Data extracted from a collection
------------------------------------

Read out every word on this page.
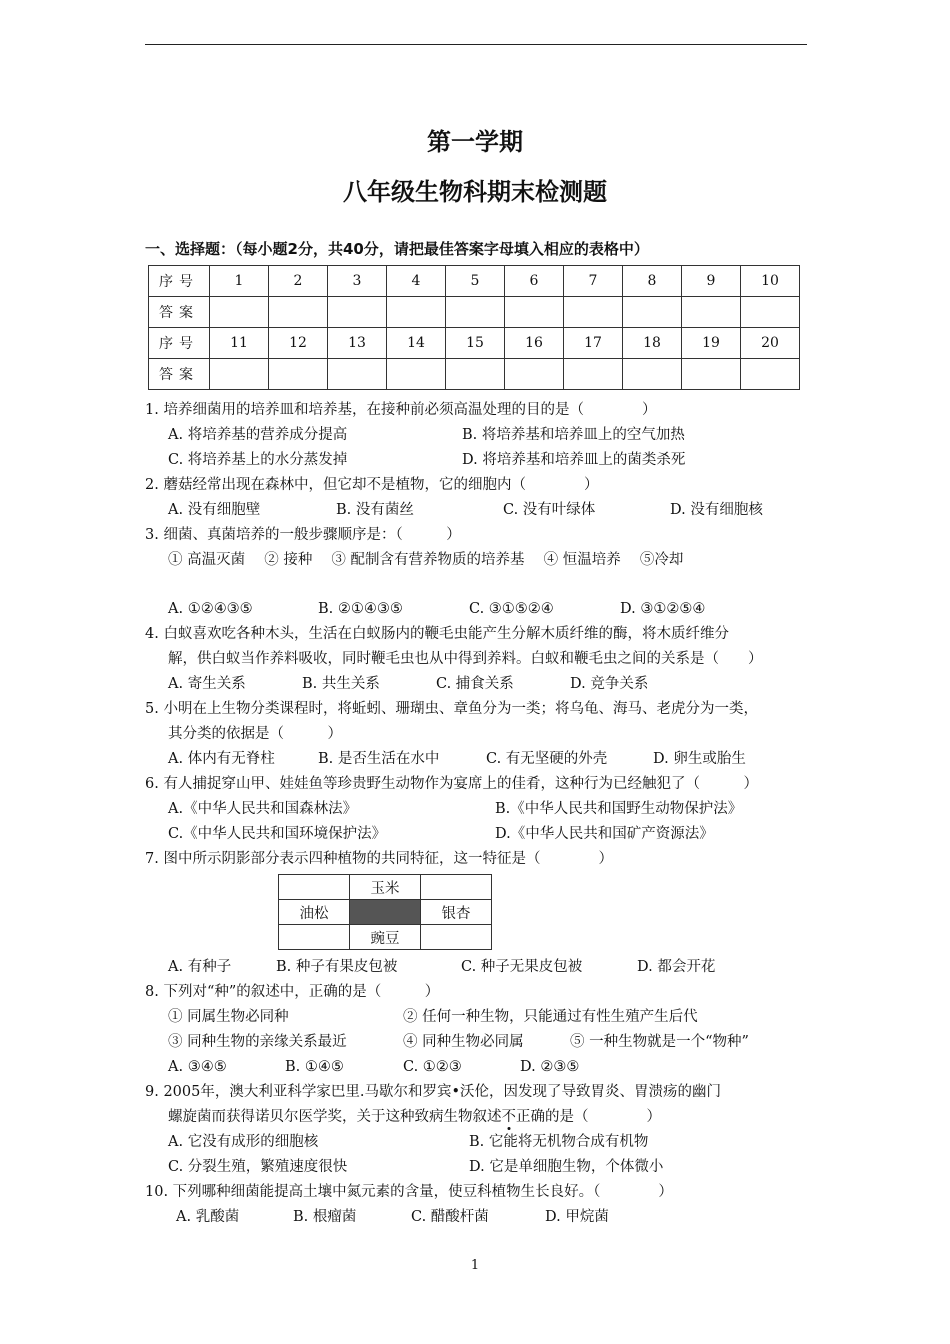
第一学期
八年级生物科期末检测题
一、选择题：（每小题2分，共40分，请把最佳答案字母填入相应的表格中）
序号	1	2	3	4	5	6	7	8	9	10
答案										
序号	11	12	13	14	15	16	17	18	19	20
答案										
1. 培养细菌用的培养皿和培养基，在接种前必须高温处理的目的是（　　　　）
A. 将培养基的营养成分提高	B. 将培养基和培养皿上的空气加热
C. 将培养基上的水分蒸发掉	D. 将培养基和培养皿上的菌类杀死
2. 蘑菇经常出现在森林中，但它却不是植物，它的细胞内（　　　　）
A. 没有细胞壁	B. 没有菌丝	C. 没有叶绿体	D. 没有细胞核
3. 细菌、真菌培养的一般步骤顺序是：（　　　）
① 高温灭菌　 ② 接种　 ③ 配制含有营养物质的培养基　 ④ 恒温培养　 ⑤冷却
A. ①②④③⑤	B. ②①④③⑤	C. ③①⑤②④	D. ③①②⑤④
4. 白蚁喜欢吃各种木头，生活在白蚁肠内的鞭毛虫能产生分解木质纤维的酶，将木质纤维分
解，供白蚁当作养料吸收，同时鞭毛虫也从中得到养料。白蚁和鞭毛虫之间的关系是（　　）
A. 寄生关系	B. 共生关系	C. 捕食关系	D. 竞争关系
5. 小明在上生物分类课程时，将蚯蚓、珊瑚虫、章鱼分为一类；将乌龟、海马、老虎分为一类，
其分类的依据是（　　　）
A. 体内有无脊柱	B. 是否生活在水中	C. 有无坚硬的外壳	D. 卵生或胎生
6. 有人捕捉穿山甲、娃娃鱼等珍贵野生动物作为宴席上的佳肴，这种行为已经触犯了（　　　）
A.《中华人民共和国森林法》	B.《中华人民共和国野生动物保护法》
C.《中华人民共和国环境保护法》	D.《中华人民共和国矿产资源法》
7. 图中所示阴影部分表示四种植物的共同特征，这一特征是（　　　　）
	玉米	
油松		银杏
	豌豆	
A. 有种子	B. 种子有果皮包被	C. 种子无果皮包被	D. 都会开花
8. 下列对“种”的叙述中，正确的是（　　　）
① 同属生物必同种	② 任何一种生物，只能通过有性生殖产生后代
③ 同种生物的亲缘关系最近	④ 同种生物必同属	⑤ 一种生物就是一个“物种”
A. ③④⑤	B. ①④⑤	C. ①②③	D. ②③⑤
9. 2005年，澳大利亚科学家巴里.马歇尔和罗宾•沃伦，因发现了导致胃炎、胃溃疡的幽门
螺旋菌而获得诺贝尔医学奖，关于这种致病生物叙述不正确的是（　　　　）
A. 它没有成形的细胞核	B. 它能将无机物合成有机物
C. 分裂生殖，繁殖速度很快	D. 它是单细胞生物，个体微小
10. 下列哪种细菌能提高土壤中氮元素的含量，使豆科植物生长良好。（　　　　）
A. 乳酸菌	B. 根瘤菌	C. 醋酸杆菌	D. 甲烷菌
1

------------------------------------

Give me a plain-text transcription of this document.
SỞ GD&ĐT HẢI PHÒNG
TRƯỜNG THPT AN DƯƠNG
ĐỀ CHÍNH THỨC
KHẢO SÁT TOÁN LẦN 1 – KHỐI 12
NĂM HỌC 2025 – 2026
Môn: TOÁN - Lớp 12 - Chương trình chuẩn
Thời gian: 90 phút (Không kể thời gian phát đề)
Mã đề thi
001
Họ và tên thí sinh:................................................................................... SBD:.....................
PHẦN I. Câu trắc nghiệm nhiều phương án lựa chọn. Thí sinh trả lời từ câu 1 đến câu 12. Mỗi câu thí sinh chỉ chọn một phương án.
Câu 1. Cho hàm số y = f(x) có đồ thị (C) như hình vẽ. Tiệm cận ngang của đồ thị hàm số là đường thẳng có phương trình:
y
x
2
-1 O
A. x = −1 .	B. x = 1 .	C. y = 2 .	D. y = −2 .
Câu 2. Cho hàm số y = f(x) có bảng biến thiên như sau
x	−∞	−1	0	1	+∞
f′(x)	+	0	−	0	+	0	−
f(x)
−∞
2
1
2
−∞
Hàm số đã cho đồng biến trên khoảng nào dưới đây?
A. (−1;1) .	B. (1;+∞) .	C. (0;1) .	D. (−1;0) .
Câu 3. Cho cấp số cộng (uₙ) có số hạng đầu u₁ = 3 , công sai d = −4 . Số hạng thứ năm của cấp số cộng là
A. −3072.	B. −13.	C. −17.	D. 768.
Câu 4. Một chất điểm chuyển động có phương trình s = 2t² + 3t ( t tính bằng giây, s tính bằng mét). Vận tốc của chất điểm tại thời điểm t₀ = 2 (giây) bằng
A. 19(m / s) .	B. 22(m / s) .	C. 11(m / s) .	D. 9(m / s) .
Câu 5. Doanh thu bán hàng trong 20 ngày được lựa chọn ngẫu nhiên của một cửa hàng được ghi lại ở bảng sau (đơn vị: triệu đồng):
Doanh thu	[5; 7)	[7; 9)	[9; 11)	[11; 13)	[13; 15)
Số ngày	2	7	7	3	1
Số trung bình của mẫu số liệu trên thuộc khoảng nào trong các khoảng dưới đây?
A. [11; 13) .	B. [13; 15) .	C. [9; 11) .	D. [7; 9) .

------------------------------------

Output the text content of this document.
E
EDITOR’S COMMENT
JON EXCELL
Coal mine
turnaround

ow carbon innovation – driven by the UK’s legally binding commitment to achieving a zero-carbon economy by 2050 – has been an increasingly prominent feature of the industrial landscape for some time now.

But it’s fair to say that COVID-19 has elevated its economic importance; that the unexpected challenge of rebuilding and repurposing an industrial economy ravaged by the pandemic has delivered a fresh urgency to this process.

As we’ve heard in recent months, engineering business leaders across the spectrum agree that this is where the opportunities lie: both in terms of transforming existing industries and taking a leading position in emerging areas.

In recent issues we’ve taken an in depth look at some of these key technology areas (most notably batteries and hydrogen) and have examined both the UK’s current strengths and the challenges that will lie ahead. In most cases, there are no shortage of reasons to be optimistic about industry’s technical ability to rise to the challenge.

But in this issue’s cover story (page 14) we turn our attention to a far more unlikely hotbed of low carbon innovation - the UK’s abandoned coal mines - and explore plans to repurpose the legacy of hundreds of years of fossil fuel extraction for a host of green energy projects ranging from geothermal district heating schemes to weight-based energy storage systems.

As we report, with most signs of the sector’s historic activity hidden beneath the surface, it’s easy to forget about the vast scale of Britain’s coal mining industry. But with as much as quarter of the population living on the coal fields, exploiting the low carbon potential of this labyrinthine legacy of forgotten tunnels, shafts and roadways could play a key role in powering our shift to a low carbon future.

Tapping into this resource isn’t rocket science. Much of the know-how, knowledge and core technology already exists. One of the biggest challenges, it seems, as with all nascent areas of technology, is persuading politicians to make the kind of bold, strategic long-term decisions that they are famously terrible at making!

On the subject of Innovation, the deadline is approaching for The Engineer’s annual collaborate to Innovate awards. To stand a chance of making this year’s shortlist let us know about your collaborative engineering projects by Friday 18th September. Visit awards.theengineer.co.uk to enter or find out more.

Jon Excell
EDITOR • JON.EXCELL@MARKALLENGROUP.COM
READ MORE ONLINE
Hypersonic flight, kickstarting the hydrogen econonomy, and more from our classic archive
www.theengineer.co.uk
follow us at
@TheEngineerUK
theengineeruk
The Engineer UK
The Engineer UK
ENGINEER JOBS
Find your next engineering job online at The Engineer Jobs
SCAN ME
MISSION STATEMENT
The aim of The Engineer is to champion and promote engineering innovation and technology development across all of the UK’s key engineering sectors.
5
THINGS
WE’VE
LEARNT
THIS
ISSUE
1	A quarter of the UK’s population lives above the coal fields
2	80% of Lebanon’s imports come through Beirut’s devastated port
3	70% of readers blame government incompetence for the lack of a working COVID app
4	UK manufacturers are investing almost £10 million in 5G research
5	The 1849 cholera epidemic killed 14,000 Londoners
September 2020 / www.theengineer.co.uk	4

------------------------------------

Copy each line of the listing that contains the string "đồng".

# [THE REPLY]
Hàm số đã cho đồng biến trên khoảng nào dưới đây?
Câu 5. Doanh thu bán hàng trong 20 ngày được lựa chọn ngẫu nhiên của một cửa hàng được ghi lại ở bảng sau (đơn vị: triệu đồng):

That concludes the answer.